[BEGIN Entries shown]

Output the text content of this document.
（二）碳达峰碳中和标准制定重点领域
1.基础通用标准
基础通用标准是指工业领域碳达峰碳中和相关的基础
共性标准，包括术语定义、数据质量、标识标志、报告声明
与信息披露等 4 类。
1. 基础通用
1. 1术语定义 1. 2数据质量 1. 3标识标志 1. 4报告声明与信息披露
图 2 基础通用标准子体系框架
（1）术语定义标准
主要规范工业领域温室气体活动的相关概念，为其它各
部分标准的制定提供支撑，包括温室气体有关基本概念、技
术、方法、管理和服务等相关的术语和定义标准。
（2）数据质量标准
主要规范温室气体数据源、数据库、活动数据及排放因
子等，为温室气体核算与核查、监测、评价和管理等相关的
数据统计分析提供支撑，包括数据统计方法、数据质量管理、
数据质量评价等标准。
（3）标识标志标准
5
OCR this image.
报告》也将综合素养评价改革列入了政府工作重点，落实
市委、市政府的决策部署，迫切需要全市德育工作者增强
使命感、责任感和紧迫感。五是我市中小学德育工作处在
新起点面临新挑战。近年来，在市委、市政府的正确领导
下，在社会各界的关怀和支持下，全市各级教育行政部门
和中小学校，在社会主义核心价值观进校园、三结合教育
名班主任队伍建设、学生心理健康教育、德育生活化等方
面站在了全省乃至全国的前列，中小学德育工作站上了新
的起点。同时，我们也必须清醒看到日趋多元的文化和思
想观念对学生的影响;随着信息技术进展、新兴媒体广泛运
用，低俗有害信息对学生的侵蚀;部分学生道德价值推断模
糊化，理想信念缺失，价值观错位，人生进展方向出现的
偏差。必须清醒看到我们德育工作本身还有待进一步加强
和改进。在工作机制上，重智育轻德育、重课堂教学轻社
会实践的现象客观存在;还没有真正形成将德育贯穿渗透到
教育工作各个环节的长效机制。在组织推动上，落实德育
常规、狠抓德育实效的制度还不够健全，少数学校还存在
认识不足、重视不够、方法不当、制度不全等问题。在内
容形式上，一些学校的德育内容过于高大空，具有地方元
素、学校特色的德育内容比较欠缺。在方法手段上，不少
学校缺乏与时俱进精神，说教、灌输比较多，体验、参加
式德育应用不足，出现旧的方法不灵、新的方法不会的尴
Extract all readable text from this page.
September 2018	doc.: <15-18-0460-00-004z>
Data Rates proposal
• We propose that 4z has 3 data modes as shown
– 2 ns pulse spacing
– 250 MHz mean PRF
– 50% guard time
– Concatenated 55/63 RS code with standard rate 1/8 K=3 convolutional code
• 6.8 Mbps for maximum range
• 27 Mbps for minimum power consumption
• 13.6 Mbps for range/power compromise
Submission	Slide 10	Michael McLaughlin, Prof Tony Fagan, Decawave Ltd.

[END Entries shown]

**Problem details:**
Report only how many lines of the listing hold the word "range".

**Written answer:**
2